● Do this
Copy each line that contains the string "yield".

[Records about charts and figures]
==================================================

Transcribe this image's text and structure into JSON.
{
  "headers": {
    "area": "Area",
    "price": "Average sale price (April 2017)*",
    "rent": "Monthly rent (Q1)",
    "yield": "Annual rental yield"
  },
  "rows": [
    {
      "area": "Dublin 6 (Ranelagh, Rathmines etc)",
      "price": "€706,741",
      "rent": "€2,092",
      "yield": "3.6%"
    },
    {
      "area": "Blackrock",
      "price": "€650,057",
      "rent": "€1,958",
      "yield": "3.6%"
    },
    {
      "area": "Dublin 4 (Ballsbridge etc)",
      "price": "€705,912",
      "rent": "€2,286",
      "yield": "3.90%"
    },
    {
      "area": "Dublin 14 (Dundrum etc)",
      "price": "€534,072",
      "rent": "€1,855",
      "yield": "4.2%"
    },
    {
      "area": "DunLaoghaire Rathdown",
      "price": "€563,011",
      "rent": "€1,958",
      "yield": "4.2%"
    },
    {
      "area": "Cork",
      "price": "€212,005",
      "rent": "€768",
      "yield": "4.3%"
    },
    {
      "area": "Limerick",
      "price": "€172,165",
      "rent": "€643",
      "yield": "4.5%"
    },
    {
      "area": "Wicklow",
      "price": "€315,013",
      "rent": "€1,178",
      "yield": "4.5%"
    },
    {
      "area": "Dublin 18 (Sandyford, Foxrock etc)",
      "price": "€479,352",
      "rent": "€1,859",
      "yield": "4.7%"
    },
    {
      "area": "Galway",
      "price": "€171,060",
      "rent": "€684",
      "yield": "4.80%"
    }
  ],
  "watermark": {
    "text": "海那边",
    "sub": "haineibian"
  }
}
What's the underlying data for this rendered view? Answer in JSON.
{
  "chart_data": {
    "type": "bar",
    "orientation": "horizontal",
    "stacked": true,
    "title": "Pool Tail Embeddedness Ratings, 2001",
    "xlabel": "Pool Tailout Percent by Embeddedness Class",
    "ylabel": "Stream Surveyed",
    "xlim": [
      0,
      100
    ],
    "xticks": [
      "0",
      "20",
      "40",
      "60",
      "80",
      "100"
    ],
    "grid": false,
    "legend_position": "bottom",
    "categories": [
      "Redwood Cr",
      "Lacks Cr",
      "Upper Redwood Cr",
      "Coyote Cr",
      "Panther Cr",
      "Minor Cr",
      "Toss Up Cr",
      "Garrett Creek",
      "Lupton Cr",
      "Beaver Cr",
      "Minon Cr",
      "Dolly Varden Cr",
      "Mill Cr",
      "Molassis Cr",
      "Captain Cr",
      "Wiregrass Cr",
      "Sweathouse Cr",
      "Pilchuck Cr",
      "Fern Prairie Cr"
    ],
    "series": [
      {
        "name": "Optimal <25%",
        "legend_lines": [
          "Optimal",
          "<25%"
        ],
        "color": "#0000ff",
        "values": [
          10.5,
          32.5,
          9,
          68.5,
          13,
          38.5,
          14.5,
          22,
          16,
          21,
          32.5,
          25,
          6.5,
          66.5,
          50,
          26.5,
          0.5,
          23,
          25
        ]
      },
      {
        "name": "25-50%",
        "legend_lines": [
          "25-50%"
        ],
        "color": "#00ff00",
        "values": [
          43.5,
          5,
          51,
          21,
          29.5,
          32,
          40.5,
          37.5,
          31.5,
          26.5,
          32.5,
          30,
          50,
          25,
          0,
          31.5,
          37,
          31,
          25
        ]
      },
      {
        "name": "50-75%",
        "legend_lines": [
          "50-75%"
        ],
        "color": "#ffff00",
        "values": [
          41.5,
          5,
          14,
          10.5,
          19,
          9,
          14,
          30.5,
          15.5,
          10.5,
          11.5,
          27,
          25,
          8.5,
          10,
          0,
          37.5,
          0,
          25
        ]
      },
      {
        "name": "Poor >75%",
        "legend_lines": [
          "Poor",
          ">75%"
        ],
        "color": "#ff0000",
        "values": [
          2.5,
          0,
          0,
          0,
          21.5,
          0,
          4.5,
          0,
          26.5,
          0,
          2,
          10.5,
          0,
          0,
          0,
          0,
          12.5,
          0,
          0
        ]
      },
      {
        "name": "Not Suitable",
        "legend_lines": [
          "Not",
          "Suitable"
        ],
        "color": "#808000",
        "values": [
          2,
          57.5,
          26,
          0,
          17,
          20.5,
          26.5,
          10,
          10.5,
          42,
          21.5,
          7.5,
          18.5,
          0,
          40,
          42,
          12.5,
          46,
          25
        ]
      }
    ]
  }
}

==================================================

● Task result
    "yield": "Annual rental yield"
      "yield": "3.6%"
      "yield": "3.6%"
      "yield": "3.90%"
      "yield": "4.2%"
      "yield": "4.2%"
      "yield": "4.3%"
      "yield": "4.5%"
      "yield": "4.5%"
      "yield": "4.7%"
      "yield": "4.80%"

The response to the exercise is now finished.